***** EXERCISE INPUTS *****

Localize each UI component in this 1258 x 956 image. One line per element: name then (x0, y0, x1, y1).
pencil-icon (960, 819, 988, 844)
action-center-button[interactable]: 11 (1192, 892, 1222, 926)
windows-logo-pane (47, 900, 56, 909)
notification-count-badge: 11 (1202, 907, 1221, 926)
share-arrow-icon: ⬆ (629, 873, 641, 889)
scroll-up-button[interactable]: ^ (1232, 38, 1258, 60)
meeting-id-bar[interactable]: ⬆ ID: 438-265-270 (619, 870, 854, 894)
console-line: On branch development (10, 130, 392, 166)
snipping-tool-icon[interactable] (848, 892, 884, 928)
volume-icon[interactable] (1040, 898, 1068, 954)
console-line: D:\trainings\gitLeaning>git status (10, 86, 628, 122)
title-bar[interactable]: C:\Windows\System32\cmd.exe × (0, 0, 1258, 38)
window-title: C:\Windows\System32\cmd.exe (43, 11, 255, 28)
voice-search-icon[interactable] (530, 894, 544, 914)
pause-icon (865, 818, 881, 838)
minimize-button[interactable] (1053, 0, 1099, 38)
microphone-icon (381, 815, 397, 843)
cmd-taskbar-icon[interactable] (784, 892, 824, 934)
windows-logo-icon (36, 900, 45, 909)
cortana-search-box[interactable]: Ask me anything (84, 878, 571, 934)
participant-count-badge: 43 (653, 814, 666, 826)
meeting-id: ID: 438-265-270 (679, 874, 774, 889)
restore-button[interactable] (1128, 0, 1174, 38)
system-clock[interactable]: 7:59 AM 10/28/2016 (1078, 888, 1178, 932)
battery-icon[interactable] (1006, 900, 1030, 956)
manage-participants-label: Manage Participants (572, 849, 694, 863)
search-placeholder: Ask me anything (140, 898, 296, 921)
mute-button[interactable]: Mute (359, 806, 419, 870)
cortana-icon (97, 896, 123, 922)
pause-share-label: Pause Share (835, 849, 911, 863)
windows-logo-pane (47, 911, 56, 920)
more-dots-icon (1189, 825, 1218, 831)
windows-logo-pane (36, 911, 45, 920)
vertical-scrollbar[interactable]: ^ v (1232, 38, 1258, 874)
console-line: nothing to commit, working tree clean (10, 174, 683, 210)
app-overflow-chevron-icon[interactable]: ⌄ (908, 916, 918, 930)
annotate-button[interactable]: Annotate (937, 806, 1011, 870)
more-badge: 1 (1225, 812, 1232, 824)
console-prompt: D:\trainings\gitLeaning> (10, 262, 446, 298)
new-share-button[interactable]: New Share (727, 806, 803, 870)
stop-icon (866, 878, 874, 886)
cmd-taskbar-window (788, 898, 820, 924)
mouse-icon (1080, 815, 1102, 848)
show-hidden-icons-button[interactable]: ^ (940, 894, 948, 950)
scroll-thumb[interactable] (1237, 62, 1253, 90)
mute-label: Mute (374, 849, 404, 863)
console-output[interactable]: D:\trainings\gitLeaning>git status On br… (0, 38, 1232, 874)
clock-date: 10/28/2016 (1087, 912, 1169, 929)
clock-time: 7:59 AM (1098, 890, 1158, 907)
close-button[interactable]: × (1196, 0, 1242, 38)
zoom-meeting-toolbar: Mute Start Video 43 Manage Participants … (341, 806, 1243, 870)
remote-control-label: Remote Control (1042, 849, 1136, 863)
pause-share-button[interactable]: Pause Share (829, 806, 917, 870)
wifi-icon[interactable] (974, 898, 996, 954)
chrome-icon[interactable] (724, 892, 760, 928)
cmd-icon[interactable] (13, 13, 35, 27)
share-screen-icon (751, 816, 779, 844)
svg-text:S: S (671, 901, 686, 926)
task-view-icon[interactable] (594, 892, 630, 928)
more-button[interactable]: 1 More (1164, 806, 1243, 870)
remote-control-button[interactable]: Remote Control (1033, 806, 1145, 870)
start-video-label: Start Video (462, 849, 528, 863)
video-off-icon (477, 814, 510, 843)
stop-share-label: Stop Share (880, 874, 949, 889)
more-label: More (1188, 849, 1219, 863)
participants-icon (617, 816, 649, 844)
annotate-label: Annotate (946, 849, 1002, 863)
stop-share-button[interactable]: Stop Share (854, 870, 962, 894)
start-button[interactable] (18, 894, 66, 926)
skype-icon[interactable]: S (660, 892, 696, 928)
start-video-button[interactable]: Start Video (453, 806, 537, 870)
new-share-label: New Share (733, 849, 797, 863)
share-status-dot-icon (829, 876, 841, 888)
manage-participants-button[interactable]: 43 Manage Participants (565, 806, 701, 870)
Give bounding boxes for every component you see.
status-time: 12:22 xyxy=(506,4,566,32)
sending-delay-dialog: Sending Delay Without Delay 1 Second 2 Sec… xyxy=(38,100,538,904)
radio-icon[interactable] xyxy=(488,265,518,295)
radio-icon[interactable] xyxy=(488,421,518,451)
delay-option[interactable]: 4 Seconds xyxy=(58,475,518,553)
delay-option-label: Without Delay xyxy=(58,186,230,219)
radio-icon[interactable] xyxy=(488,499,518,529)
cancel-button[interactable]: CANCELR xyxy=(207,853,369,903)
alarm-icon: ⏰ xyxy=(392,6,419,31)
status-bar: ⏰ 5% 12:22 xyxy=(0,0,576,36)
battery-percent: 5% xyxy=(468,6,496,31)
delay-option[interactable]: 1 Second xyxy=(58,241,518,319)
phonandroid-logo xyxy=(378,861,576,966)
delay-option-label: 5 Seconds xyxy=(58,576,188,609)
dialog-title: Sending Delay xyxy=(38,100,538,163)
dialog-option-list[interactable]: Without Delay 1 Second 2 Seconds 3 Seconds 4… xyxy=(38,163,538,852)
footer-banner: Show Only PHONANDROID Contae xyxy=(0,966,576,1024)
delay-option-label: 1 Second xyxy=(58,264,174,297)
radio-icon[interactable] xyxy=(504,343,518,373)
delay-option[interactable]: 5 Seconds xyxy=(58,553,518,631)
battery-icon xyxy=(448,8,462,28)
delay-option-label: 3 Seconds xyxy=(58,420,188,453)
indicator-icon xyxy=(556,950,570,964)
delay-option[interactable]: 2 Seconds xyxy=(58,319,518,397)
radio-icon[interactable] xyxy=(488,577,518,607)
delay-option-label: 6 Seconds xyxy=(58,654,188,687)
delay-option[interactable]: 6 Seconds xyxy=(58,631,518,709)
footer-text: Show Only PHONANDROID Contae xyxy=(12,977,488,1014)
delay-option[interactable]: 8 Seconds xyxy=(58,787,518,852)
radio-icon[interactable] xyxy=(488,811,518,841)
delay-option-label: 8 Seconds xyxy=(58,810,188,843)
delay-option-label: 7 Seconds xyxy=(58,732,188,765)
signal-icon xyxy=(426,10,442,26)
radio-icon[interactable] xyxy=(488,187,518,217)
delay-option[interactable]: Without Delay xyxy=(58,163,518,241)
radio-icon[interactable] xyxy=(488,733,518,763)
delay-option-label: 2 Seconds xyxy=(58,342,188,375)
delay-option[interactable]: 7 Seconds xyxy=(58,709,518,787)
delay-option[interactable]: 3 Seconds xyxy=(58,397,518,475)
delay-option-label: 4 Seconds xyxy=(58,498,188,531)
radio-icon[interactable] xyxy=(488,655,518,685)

*****

Reproduce every line of the listing above verbatim.

Localize each UI component in this 1258 x 956 image. One line per element: name then (x0, y0, x1, y1).
pencil-icon (960, 819, 988, 844)
action-center-button[interactable]: 11 (1192, 892, 1222, 926)
windows-logo-pane (47, 900, 56, 909)
notification-count-badge: 11 (1202, 907, 1221, 926)
share-arrow-icon: ⬆ (629, 873, 641, 889)
scroll-up-button[interactable]: ^ (1232, 38, 1258, 60)
meeting-id-bar[interactable]: ⬆ ID: 438-265-270 (619, 870, 854, 894)
console-line: On branch development (10, 130, 392, 166)
snipping-tool-icon[interactable] (848, 892, 884, 928)
volume-icon[interactable] (1040, 898, 1068, 954)
console-line: D:\trainings\gitLeaning>git status (10, 86, 628, 122)
title-bar[interactable]: C:\Windows\System32\cmd.exe × (0, 0, 1258, 38)
window-title: C:\Windows\System32\cmd.exe (43, 11, 255, 28)
voice-search-icon[interactable] (530, 894, 544, 914)
pause-icon (865, 818, 881, 838)
minimize-button[interactable] (1053, 0, 1099, 38)
microphone-icon (381, 815, 397, 843)
cmd-taskbar-icon[interactable] (784, 892, 824, 934)
windows-logo-icon (36, 900, 45, 909)
cortana-search-box[interactable]: Ask me anything (84, 878, 571, 934)
participant-count-badge: 43 (653, 814, 666, 826)
meeting-id: ID: 438-265-270 (679, 874, 774, 889)
restore-button[interactable] (1128, 0, 1174, 38)
system-clock[interactable]: 7:59 AM 10/28/2016 (1078, 888, 1178, 932)
battery-icon[interactable] (1006, 900, 1030, 956)
manage-participants-label: Manage Participants (572, 849, 694, 863)
search-placeholder: Ask me anything (140, 898, 296, 921)
mute-button[interactable]: Mute (359, 806, 419, 870)
cortana-icon (97, 896, 123, 922)
pause-share-label: Pause Share (835, 849, 911, 863)
windows-logo-pane (47, 911, 56, 920)
more-dots-icon (1189, 825, 1218, 831)
windows-logo-pane (36, 911, 45, 920)
vertical-scrollbar[interactable]: ^ v (1232, 38, 1258, 874)
console-line: nothing to commit, working tree clean (10, 174, 683, 210)
app-overflow-chevron-icon[interactable]: ⌄ (908, 916, 918, 930)
annotate-button[interactable]: Annotate (937, 806, 1011, 870)
more-badge: 1 (1225, 812, 1232, 824)
console-prompt: D:\trainings\gitLeaning> (10, 262, 446, 298)
new-share-button[interactable]: New Share (727, 806, 803, 870)
stop-icon (866, 878, 874, 886)
cmd-taskbar-window (788, 898, 820, 924)
mouse-icon (1080, 815, 1102, 848)
show-hidden-icons-button[interactable]: ^ (940, 894, 948, 950)
scroll-thumb[interactable] (1237, 62, 1253, 90)
mute-label: Mute (374, 849, 404, 863)
console-output[interactable]: D:\trainings\gitLeaning>git status On br… (0, 38, 1232, 874)
clock-date: 10/28/2016 (1087, 912, 1169, 929)
clock-time: 7:59 AM (1098, 890, 1158, 907)
close-button[interactable]: × (1196, 0, 1242, 38)
zoom-meeting-toolbar: Mute Start Video 43 Manage Participants … (341, 806, 1243, 870)
remote-control-label: Remote Control (1042, 849, 1136, 863)
pause-share-button[interactable]: Pause Share (829, 806, 917, 870)
wifi-icon[interactable] (974, 898, 996, 954)
chrome-icon[interactable] (724, 892, 760, 928)
cmd-icon[interactable] (13, 13, 35, 27)
share-screen-icon (751, 816, 779, 844)
svg-text:S: S (671, 901, 686, 926)
task-view-icon[interactable] (594, 892, 630, 928)
more-button[interactable]: 1 More (1164, 806, 1243, 870)
remote-control-button[interactable]: Remote Control (1033, 806, 1145, 870)
start-video-label: Start Video (462, 849, 528, 863)
video-off-icon (477, 814, 510, 843)
stop-share-label: Stop Share (880, 874, 949, 889)
more-label: More (1188, 849, 1219, 863)
participants-icon (617, 816, 649, 844)
annotate-label: Annotate (946, 849, 1002, 863)
stop-share-button[interactable]: Stop Share (854, 870, 962, 894)
start-button[interactable] (18, 894, 66, 926)
skype-icon[interactable]: S (660, 892, 696, 928)
start-video-button[interactable]: Start Video (453, 806, 537, 870)
new-share-label: New Share (733, 849, 797, 863)
share-status-dot-icon (829, 876, 841, 888)
manage-participants-button[interactable]: 43 Manage Participants (565, 806, 701, 870)
Give bounding boxes for every component you see.
status-time: 12:22 xyxy=(506,4,566,32)
sending-delay-dialog: Sending Delay Without Delay 1 Second 2 Sec… xyxy=(38,100,538,904)
radio-icon[interactable] xyxy=(488,265,518,295)
radio-icon[interactable] xyxy=(488,421,518,451)
delay-option[interactable]: 4 Seconds xyxy=(58,475,518,553)
delay-option-label: Without Delay xyxy=(58,186,230,219)
radio-icon[interactable] xyxy=(488,499,518,529)
cancel-button[interactable]: CANCELR xyxy=(207,853,369,903)
alarm-icon: ⏰ xyxy=(392,6,419,31)
status-bar: ⏰ 5% 12:22 xyxy=(0,0,576,36)
battery-percent: 5% xyxy=(468,6,496,31)
delay-option[interactable]: 1 Second xyxy=(58,241,518,319)
phonandroid-logo xyxy=(378,861,576,966)
delay-option-label: 5 Seconds xyxy=(58,576,188,609)
dialog-title: Sending Delay xyxy=(38,100,538,163)
dialog-option-list[interactable]: Without Delay 1 Second 2 Seconds 3 Seconds 4… xyxy=(38,163,538,852)
footer-banner: Show Only PHONANDROID Contae xyxy=(0,966,576,1024)
delay-option-label: 1 Second xyxy=(58,264,174,297)
radio-icon[interactable] xyxy=(504,343,518,373)
delay-option[interactable]: 5 Seconds xyxy=(58,553,518,631)
battery-icon xyxy=(448,8,462,28)
delay-option-label: 3 Seconds xyxy=(58,420,188,453)
indicator-icon xyxy=(556,950,570,964)
delay-option[interactable]: 2 Seconds xyxy=(58,319,518,397)
radio-icon[interactable] xyxy=(488,577,518,607)
delay-option-label: 6 Seconds xyxy=(58,654,188,687)
delay-option[interactable]: 6 Seconds xyxy=(58,631,518,709)
footer-text: Show Only PHONANDROID Contae xyxy=(12,977,488,1014)
delay-option[interactable]: 8 Seconds xyxy=(58,787,518,852)
radio-icon[interactable] xyxy=(488,811,518,841)
delay-option-label: 8 Seconds xyxy=(58,810,188,843)
delay-option-label: 7 Seconds xyxy=(58,732,188,765)
signal-icon xyxy=(426,10,442,26)
radio-icon[interactable] xyxy=(488,187,518,217)
delay-option[interactable]: Without Delay xyxy=(58,163,518,241)
radio-icon[interactable] xyxy=(488,733,518,763)
delay-option-label: 2 Seconds xyxy=(58,342,188,375)
delay-option[interactable]: 7 Seconds xyxy=(58,709,518,787)
delay-option[interactable]: 3 Seconds xyxy=(58,397,518,475)
delay-option-label: 4 Seconds xyxy=(58,498,188,531)
radio-icon[interactable] xyxy=(488,655,518,685)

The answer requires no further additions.